**Artículo:**
-- -- --
El resultado es atractivo y detallista, por más que a veces se nos muestre excesivamente premioso y reiterativo. A pesar del innegable tinte que el paso de los años extiende sobre los recuerdos ―les afectan los acontecimientos posteriores―, se nos muestran suficientemente diversos y expresan autenticidad. La obra pone de relieve el carácter premeditado de esta bullanga, preparada y llevada a cabo con carácter de maniobra política entre los diferentes grupos liberales que compiten por el poder a nivel local y nacional. Subraya el escaso número de incendiarios y asesinos, organizados y hasta cierto punto dirigidos por políticos, la tolerancia casi absoluta de las autoridades durante la noche, y una indiferencia que más bien parece apoyo de un amplio sector de los ciudadanos. Y en paralelo las meritorias acciones de otro sector que protege y esconde a los perseguidos, entre los que paradójicamente, encontramos a algunos de los incitadores y apologistas de la quema, como Xaudaró y Raull. Especialmente significativa es la ausencia de cualquier tipo de persecución a los autores de los asesinatos, de los incendios y del saqueo.
-- -- --
**Datos almacenados:**
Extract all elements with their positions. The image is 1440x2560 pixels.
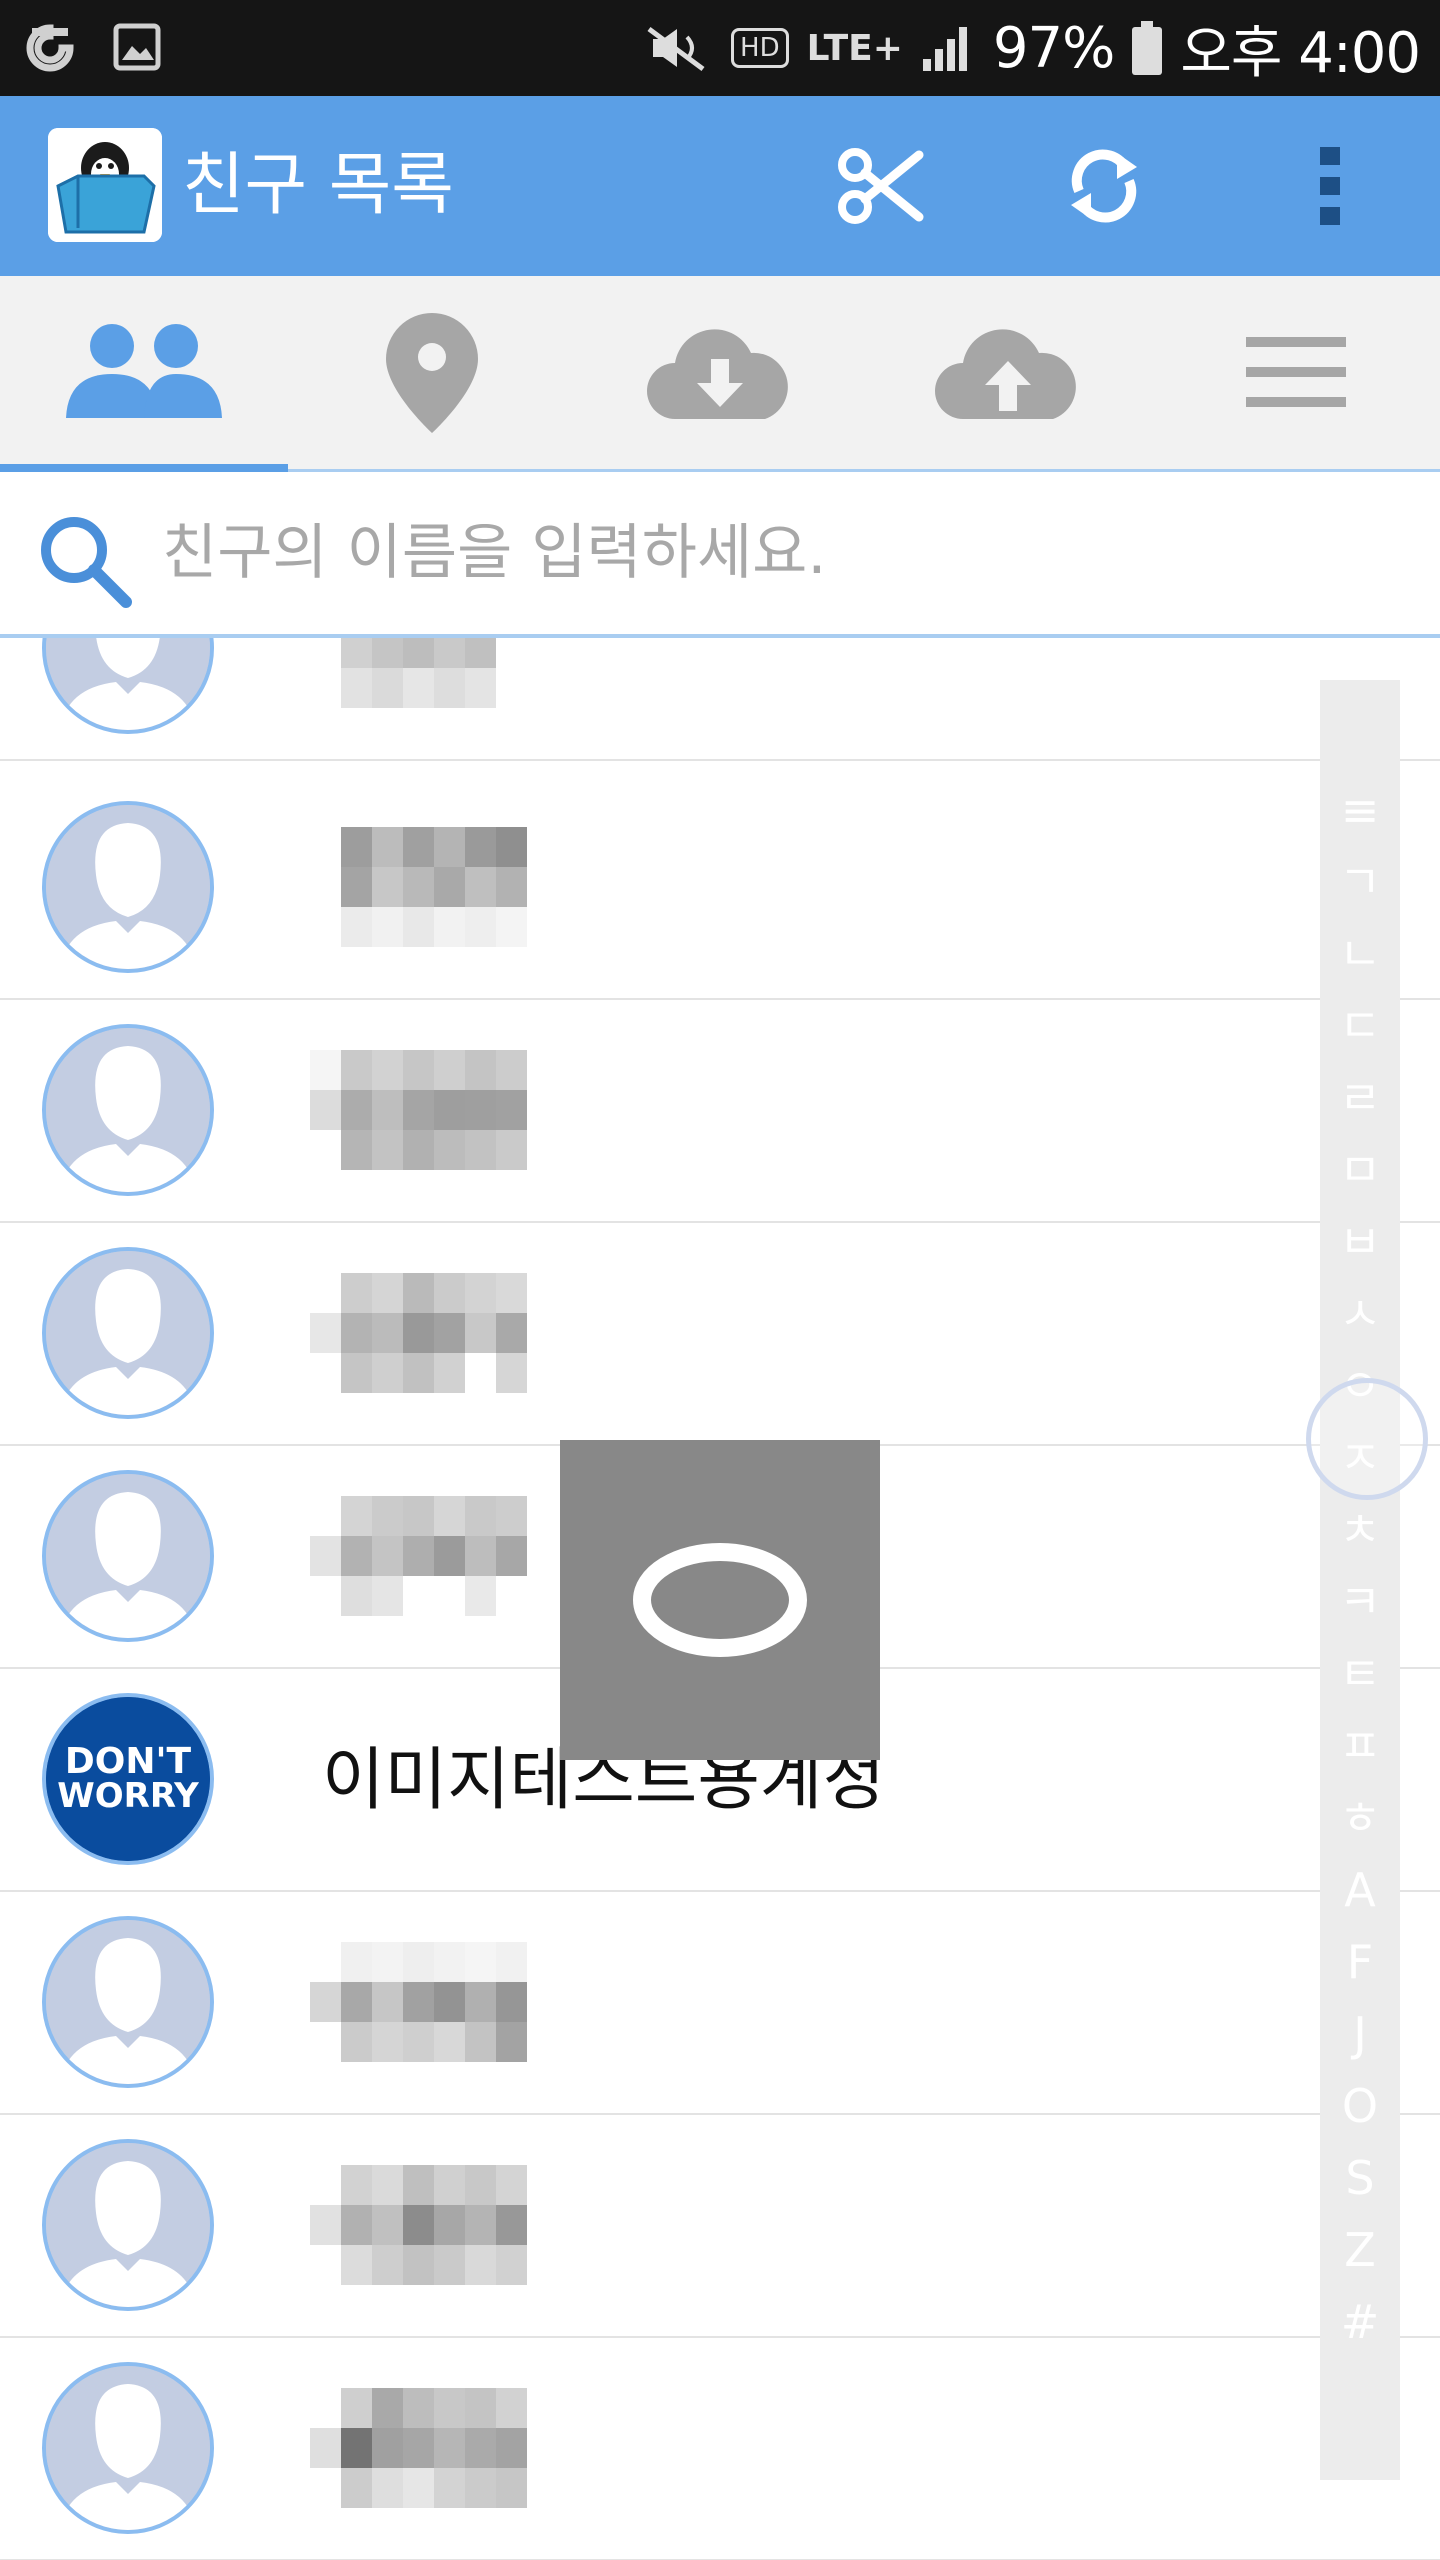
-- -- --
**Tarea:**
Transcribe íntegramente y sin ningún cambio el texto sobre la bullanga. Los datos constituyen un material aparte.

**Respuesta:**
El resultado es atractivo y detallista, por más que a veces se nos muestre excesivamente premioso y reiterativo. A pesar del innegable tinte que el paso de los años extiende sobre los recuerdos ―les afectan los acontecimientos posteriores―, se nos muestran suficientemente diversos y expresan autenticidad. La obra pone de relieve el carácter premeditado de esta bullanga, preparada y llevada a cabo con carácter de maniobra política entre los diferentes grupos liberales que compiten por el poder a nivel local y nacional. Subraya el escaso número de incendiarios y asesinos, organizados y hasta cierto punto dirigidos por políticos, la tolerancia casi absoluta de las autoridades durante la noche, y una indiferencia que más bien parece apoyo de un amplio sector de los ciudadanos. Y en paralelo las meritorias acciones de otro sector que protege y esconde a los perseguidos, entre los que paradójicamente, encontramos a algunos de los incitadores y apologistas de la quema, como Xaudaró y Raull. Especialmente significativa es la ausencia de cualquier tipo de persecución a los autores de los asesinatos, de los incendios y del saqueo.